TASK MATERIAL ::
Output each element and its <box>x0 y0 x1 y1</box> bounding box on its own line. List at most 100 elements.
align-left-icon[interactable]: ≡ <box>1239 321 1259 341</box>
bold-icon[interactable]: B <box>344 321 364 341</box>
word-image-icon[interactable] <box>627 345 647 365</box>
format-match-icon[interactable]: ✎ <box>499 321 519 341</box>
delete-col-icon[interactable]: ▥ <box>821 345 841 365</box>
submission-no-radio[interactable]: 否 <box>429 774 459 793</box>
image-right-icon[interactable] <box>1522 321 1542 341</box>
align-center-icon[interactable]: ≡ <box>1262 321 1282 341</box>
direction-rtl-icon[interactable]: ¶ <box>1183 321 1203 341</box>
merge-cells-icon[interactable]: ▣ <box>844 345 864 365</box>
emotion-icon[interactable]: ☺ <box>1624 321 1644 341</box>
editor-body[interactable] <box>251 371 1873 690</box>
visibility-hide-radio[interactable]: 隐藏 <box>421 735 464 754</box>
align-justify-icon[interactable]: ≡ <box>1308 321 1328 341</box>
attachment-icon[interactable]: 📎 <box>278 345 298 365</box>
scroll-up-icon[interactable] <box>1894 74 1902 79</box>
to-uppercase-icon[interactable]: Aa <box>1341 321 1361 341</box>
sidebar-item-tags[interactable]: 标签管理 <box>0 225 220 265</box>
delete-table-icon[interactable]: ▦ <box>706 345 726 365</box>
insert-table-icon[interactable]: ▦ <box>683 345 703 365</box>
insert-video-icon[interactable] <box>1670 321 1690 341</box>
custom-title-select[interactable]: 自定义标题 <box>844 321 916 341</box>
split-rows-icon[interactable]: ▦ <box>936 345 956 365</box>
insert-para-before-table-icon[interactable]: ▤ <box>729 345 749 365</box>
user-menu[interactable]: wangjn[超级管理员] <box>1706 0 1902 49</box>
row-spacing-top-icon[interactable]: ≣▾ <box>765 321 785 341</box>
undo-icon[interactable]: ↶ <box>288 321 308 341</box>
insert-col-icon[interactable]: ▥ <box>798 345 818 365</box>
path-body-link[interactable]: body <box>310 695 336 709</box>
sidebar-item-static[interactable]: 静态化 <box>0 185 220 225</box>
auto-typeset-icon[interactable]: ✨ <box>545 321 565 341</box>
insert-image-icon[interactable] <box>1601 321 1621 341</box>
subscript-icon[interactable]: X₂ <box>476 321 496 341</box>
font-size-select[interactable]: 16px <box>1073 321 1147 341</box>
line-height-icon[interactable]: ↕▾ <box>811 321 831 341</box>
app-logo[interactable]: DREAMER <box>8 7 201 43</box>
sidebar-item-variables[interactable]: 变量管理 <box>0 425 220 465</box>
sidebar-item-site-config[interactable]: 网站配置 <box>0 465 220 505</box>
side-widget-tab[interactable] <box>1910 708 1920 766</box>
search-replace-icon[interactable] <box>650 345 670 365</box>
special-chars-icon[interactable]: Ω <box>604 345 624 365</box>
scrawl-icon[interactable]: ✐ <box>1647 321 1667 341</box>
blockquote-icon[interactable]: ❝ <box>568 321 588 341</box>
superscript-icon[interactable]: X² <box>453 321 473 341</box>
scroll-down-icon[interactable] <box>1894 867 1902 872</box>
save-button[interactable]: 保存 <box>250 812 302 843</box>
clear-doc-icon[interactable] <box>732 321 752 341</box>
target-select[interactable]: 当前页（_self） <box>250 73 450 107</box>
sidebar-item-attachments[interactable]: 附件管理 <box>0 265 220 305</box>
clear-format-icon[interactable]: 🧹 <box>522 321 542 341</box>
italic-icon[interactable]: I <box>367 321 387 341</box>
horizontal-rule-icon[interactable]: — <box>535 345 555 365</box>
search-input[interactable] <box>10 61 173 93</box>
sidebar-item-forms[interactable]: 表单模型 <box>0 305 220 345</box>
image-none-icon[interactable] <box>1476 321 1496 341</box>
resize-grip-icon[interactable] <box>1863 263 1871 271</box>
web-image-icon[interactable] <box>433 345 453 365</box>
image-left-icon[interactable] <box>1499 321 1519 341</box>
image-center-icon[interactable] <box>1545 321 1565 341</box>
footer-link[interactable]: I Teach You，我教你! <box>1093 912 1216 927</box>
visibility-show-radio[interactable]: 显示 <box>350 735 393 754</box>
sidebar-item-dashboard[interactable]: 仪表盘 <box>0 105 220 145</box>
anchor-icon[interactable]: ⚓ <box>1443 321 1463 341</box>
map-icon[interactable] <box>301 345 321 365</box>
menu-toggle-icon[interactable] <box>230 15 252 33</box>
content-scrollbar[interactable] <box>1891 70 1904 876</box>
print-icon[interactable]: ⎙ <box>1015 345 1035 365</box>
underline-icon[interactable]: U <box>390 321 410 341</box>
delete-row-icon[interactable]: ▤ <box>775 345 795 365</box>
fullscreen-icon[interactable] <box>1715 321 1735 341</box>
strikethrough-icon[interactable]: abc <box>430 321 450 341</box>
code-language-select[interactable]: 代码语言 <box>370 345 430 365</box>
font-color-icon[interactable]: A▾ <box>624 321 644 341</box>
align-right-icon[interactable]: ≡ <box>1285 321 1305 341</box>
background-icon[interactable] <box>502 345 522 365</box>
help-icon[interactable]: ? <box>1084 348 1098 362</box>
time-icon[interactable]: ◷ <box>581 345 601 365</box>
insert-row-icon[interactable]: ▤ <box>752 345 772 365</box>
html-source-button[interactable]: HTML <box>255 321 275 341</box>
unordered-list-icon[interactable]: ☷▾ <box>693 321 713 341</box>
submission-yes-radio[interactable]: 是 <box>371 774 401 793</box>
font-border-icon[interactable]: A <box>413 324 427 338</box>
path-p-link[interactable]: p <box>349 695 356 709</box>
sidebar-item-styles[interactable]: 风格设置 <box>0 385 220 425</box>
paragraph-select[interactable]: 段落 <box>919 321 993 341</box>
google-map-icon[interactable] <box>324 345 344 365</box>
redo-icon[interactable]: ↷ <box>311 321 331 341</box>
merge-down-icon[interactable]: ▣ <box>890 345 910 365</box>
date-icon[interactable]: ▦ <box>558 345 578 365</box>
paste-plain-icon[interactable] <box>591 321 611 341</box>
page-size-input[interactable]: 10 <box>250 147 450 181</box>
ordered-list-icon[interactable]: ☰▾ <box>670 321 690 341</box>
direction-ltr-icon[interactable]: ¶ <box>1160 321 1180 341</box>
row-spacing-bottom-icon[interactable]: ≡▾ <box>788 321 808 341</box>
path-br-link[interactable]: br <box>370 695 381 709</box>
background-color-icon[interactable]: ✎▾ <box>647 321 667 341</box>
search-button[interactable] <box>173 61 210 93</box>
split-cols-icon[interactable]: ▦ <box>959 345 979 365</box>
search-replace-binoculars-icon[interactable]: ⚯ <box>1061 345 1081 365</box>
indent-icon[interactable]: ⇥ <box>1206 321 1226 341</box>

SHORT TASK :: Copy every line of the records above word for word, without changing anything.

WORKED ANSWER ::
Output each element and its <box>x0 y0 x1 y1</box> bounding box on its own line. List at most 100 elements.
align-left-icon[interactable]: ≡ <box>1239 321 1259 341</box>
bold-icon[interactable]: B <box>344 321 364 341</box>
word-image-icon[interactable] <box>627 345 647 365</box>
format-match-icon[interactable]: ✎ <box>499 321 519 341</box>
delete-col-icon[interactable]: ▥ <box>821 345 841 365</box>
submission-no-radio[interactable]: 否 <box>429 774 459 793</box>
image-right-icon[interactable] <box>1522 321 1542 341</box>
align-center-icon[interactable]: ≡ <box>1262 321 1282 341</box>
direction-rtl-icon[interactable]: ¶ <box>1183 321 1203 341</box>
merge-cells-icon[interactable]: ▣ <box>844 345 864 365</box>
emotion-icon[interactable]: ☺ <box>1624 321 1644 341</box>
editor-body[interactable] <box>251 371 1873 690</box>
visibility-hide-radio[interactable]: 隐藏 <box>421 735 464 754</box>
align-justify-icon[interactable]: ≡ <box>1308 321 1328 341</box>
attachment-icon[interactable]: 📎 <box>278 345 298 365</box>
scroll-up-icon[interactable] <box>1894 74 1902 79</box>
to-uppercase-icon[interactable]: Aa <box>1341 321 1361 341</box>
sidebar-item-tags[interactable]: 标签管理 <box>0 225 220 265</box>
delete-table-icon[interactable]: ▦ <box>706 345 726 365</box>
insert-table-icon[interactable]: ▦ <box>683 345 703 365</box>
insert-video-icon[interactable] <box>1670 321 1690 341</box>
custom-title-select[interactable]: 自定义标题 <box>844 321 916 341</box>
split-rows-icon[interactable]: ▦ <box>936 345 956 365</box>
insert-para-before-table-icon[interactable]: ▤ <box>729 345 749 365</box>
user-menu[interactable]: wangjn[超级管理员] <box>1706 0 1902 49</box>
row-spacing-top-icon[interactable]: ≣▾ <box>765 321 785 341</box>
undo-icon[interactable]: ↶ <box>288 321 308 341</box>
insert-col-icon[interactable]: ▥ <box>798 345 818 365</box>
path-body-link[interactable]: body <box>310 695 336 709</box>
sidebar-item-static[interactable]: 静态化 <box>0 185 220 225</box>
auto-typeset-icon[interactable]: ✨ <box>545 321 565 341</box>
insert-image-icon[interactable] <box>1601 321 1621 341</box>
subscript-icon[interactable]: X₂ <box>476 321 496 341</box>
font-size-select[interactable]: 16px <box>1073 321 1147 341</box>
line-height-icon[interactable]: ↕▾ <box>811 321 831 341</box>
app-logo[interactable]: DREAMER <box>8 7 201 43</box>
sidebar-item-variables[interactable]: 变量管理 <box>0 425 220 465</box>
sidebar-item-site-config[interactable]: 网站配置 <box>0 465 220 505</box>
side-widget-tab[interactable] <box>1910 708 1920 766</box>
search-replace-icon[interactable] <box>650 345 670 365</box>
special-chars-icon[interactable]: Ω <box>604 345 624 365</box>
scrawl-icon[interactable]: ✐ <box>1647 321 1667 341</box>
blockquote-icon[interactable]: ❝ <box>568 321 588 341</box>
superscript-icon[interactable]: X² <box>453 321 473 341</box>
scroll-down-icon[interactable] <box>1894 867 1902 872</box>
save-button[interactable]: 保存 <box>250 812 302 843</box>
clear-doc-icon[interactable] <box>732 321 752 341</box>
target-select[interactable]: 当前页（_self） <box>250 73 450 107</box>
sidebar-item-attachments[interactable]: 附件管理 <box>0 265 220 305</box>
clear-format-icon[interactable]: 🧹 <box>522 321 542 341</box>
italic-icon[interactable]: I <box>367 321 387 341</box>
horizontal-rule-icon[interactable]: — <box>535 345 555 365</box>
search-input[interactable] <box>10 61 173 93</box>
sidebar-item-forms[interactable]: 表单模型 <box>0 305 220 345</box>
image-none-icon[interactable] <box>1476 321 1496 341</box>
resize-grip-icon[interactable] <box>1863 263 1871 271</box>
web-image-icon[interactable] <box>433 345 453 365</box>
image-left-icon[interactable] <box>1499 321 1519 341</box>
image-center-icon[interactable] <box>1545 321 1565 341</box>
footer-link[interactable]: I Teach You，我教你! <box>1093 912 1216 927</box>
visibility-show-radio[interactable]: 显示 <box>350 735 393 754</box>
sidebar-item-dashboard[interactable]: 仪表盘 <box>0 105 220 145</box>
anchor-icon[interactable]: ⚓ <box>1443 321 1463 341</box>
map-icon[interactable] <box>301 345 321 365</box>
menu-toggle-icon[interactable] <box>230 15 252 33</box>
content-scrollbar[interactable] <box>1891 70 1904 876</box>
print-icon[interactable]: ⎙ <box>1015 345 1035 365</box>
underline-icon[interactable]: U <box>390 321 410 341</box>
delete-row-icon[interactable]: ▤ <box>775 345 795 365</box>
fullscreen-icon[interactable] <box>1715 321 1735 341</box>
strikethrough-icon[interactable]: abc <box>430 321 450 341</box>
code-language-select[interactable]: 代码语言 <box>370 345 430 365</box>
font-color-icon[interactable]: A▾ <box>624 321 644 341</box>
align-right-icon[interactable]: ≡ <box>1285 321 1305 341</box>
background-icon[interactable] <box>502 345 522 365</box>
help-icon[interactable]: ? <box>1084 348 1098 362</box>
time-icon[interactable]: ◷ <box>581 345 601 365</box>
insert-row-icon[interactable]: ▤ <box>752 345 772 365</box>
html-source-button[interactable]: HTML <box>255 321 275 341</box>
unordered-list-icon[interactable]: ☷▾ <box>693 321 713 341</box>
submission-yes-radio[interactable]: 是 <box>371 774 401 793</box>
font-border-icon[interactable]: A <box>413 324 427 338</box>
path-p-link[interactable]: p <box>349 695 356 709</box>
sidebar-item-styles[interactable]: 风格设置 <box>0 385 220 425</box>
paragraph-select[interactable]: 段落 <box>919 321 993 341</box>
google-map-icon[interactable] <box>324 345 344 365</box>
redo-icon[interactable]: ↷ <box>311 321 331 341</box>
merge-down-icon[interactable]: ▣ <box>890 345 910 365</box>
date-icon[interactable]: ▦ <box>558 345 578 365</box>
paste-plain-icon[interactable] <box>591 321 611 341</box>
page-size-input[interactable]: 10 <box>250 147 450 181</box>
ordered-list-icon[interactable]: ☰▾ <box>670 321 690 341</box>
direction-ltr-icon[interactable]: ¶ <box>1160 321 1180 341</box>
row-spacing-bottom-icon[interactable]: ≡▾ <box>788 321 808 341</box>
path-br-link[interactable]: br <box>370 695 381 709</box>
background-color-icon[interactable]: ✎▾ <box>647 321 667 341</box>
search-button[interactable] <box>173 61 210 93</box>
split-cols-icon[interactable]: ▦ <box>959 345 979 365</box>
search-replace-binoculars-icon[interactable]: ⚯ <box>1061 345 1081 365</box>
indent-icon[interactable]: ⇥ <box>1206 321 1226 341</box>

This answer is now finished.